- **TASK TO CARRY OUT**:
Copy out each line exactly as it appears.

- **Stored entries**:
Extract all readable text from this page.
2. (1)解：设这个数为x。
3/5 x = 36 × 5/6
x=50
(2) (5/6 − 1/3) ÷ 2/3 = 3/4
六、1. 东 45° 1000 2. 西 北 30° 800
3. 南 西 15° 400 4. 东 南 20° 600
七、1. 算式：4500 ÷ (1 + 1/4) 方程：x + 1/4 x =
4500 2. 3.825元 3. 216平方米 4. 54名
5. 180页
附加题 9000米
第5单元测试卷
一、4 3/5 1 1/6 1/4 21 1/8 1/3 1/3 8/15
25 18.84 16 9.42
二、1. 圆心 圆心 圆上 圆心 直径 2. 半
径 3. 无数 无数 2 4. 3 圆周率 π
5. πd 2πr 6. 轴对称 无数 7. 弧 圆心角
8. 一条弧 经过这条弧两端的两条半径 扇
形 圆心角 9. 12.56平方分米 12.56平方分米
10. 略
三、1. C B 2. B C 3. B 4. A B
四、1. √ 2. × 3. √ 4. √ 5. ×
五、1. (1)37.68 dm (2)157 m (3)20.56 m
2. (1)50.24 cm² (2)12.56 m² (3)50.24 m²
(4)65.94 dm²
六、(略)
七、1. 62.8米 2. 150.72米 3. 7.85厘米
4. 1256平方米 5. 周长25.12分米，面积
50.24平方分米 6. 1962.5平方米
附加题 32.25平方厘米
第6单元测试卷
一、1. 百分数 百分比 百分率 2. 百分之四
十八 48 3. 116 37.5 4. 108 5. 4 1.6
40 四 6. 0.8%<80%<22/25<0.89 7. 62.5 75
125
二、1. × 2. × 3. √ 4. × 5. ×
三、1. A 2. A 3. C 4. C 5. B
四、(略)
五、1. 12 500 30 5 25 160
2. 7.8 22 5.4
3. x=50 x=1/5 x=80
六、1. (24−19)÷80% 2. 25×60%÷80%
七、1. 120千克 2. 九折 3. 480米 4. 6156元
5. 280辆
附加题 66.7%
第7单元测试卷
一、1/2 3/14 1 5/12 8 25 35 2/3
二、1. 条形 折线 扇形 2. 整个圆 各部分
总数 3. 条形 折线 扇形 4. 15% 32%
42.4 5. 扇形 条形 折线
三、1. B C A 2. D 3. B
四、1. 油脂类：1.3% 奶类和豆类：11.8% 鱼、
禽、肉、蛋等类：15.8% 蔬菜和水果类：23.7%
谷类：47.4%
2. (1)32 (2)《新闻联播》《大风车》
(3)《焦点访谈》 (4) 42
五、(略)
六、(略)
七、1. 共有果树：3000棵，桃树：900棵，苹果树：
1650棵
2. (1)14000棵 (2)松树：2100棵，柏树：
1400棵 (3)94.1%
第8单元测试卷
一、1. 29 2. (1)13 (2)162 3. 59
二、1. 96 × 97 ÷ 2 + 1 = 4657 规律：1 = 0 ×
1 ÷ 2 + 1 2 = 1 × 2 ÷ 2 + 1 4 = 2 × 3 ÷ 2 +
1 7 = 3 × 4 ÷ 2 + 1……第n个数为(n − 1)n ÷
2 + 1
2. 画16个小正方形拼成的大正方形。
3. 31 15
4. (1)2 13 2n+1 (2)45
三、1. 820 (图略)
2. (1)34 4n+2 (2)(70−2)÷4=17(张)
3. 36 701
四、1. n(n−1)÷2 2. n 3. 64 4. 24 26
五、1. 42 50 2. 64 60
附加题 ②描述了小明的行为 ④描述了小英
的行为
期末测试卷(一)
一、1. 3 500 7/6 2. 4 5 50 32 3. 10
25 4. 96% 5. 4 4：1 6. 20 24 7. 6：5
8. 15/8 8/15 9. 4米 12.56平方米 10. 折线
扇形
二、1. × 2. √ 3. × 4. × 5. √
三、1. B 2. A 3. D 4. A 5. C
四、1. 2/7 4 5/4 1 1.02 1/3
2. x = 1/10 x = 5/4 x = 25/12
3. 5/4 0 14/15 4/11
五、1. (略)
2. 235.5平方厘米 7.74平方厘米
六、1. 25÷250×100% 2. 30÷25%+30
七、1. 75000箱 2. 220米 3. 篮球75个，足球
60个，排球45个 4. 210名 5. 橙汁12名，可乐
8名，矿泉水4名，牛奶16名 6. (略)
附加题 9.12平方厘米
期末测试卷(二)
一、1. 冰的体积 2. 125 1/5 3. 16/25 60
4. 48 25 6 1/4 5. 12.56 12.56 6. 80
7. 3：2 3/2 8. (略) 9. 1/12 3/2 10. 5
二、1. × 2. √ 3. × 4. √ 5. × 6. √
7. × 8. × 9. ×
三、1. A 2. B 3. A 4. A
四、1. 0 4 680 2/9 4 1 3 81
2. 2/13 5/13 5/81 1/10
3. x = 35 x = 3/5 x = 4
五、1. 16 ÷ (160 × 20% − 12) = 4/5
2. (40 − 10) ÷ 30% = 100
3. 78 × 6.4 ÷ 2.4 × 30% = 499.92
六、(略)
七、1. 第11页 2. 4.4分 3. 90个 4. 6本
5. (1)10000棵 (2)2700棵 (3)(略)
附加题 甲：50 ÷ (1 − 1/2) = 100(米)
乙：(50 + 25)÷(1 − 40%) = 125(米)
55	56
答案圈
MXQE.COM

- **RESPONSE BELOW**:
Extract all readable text from this page.
2. (1)解：设这个数为x。
3/5 x = 36 × 5/6
x=50
(2) (5/6 − 1/3) ÷ 2/3 = 3/4
六、1. 东 45° 1000 2. 西 北 30° 800
3. 南 西 15° 400 4. 东 南 20° 600
七、1. 算式：4500 ÷ (1 + 1/4) 方程：x + 1/4 x =
4500 2. 3.825元 3. 216平方米 4. 54名
5. 180页
附加题 9000米
第5单元测试卷
一、4 3/5 1 1/6 1/4 21 1/8 1/3 1/3 8/15
25 18.84 16 9.42
二、1. 圆心 圆心 圆上 圆心 直径 2. 半
径 3. 无数 无数 2 4. 3 圆周率 π
5. πd 2πr 6. 轴对称 无数 7. 弧 圆心角
8. 一条弧 经过这条弧两端的两条半径 扇
形 圆心角 9. 12.56平方分米 12.56平方分米
10. 略
三、1. C B 2. B C 3. B 4. A B
四、1. √ 2. × 3. √ 4. √ 5. ×
五、1. (1)37.68 dm (2)157 m (3)20.56 m
2. (1)50.24 cm² (2)12.56 m² (3)50.24 m²
(4)65.94 dm²
六、(略)
七、1. 62.8米 2. 150.72米 3. 7.85厘米
4. 1256平方米 5. 周长25.12分米，面积
50.24平方分米 6. 1962.5平方米
附加题 32.25平方厘米
第6单元测试卷
一、1. 百分数 百分比 百分率 2. 百分之四
十八 48 3. 116 37.5 4. 108 5. 4 1.6
40 四 6. 0.8%<80%<22/25<0.89 7. 62.5 75
125
二、1. × 2. × 3. √ 4. × 5. ×
三、1. A 2. A 3. C 4. C 5. B
四、(略)
五、1. 12 500 30 5 25 160
2. 7.8 22 5.4
3. x=50 x=1/5 x=80
六、1. (24−19)÷80% 2. 25×60%÷80%
七、1. 120千克 2. 九折 3. 480米 4. 6156元
5. 280辆
附加题 66.7%
第7单元测试卷
一、1/2 3/14 1 5/12 8 25 35 2/3
二、1. 条形 折线 扇形 2. 整个圆 各部分
总数 3. 条形 折线 扇形 4. 15% 32%
42.4 5. 扇形 条形 折线
三、1. B C A 2. D 3. B
四、1. 油脂类：1.3% 奶类和豆类：11.8% 鱼、
禽、肉、蛋等类：15.8% 蔬菜和水果类：23.7%
谷类：47.4%
2. (1)32 (2)《新闻联播》《大风车》
(3)《焦点访谈》 (4) 42
五、(略)
六、(略)
七、1. 共有果树：3000棵，桃树：900棵，苹果树：
1650棵
2. (1)14000棵 (2)松树：2100棵，柏树：
1400棵 (3)94.1%
第8单元测试卷
一、1. 29 2. (1)13 (2)162 3. 59
二、1. 96 × 97 ÷ 2 + 1 = 4657 规律：1 = 0 ×
1 ÷ 2 + 1 2 = 1 × 2 ÷ 2 + 1 4 = 2 × 3 ÷ 2 +
1 7 = 3 × 4 ÷ 2 + 1……第n个数为(n − 1)n ÷
2 + 1
2. 画16个小正方形拼成的大正方形。
3. 31 15
4. (1)2 13 2n+1 (2)45
三、1. 820 (图略)
2. (1)34 4n+2 (2)(70−2)÷4=17(张)
3. 36 701
四、1. n(n−1)÷2 2. n 3. 64 4. 24 26
五、1. 42 50 2. 64 60
附加题 ②描述了小明的行为 ④描述了小英
的行为
期末测试卷(一)
一、1. 3 500 7/6 2. 4 5 50 32 3. 10
25 4. 96% 5. 4 4：1 6. 20 24 7. 6：5
8. 15/8 8/15 9. 4米 12.56平方米 10. 折线
扇形
二、1. × 2. √ 3. × 4. × 5. √
三、1. B 2. A 3. D 4. A 5. C
四、1. 2/7 4 5/4 1 1.02 1/3
2. x = 1/10 x = 5/4 x = 25/12
3. 5/4 0 14/15 4/11
五、1. (略)
2. 235.5平方厘米 7.74平方厘米
六、1. 25÷250×100% 2. 30÷25%+30
七、1. 75000箱 2. 220米 3. 篮球75个，足球
60个，排球45个 4. 210名 5. 橙汁12名，可乐
8名，矿泉水4名，牛奶16名 6. (略)
附加题 9.12平方厘米
期末测试卷(二)
一、1. 冰的体积 2. 125 1/5 3. 16/25 60
4. 48 25 6 1/4 5. 12.56 12.56 6. 80
7. 3：2 3/2 8. (略) 9. 1/12 3/2 10. 5
二、1. × 2. √ 3. × 4. √ 5. × 6. √
7. × 8. × 9. ×
三、1. A 2. B 3. A 4. A
四、1. 0 4 680 2/9 4 1 3 81
2. 2/13 5/13 5/81 1/10
3. x = 35 x = 3/5 x = 4
五、1. 16 ÷ (160 × 20% − 12) = 4/5
2. (40 − 10) ÷ 30% = 100
3. 78 × 6.4 ÷ 2.4 × 30% = 499.92
六、(略)
七、1. 第11页 2. 4.4分 3. 90个 4. 6本
5. (1)10000棵 (2)2700棵 (3)(略)
附加题 甲：50 ÷ (1 − 1/2) = 100(米)
乙：(50 + 25)÷(1 − 40%) = 125(米)
55	56
答案圈
MXQE.COM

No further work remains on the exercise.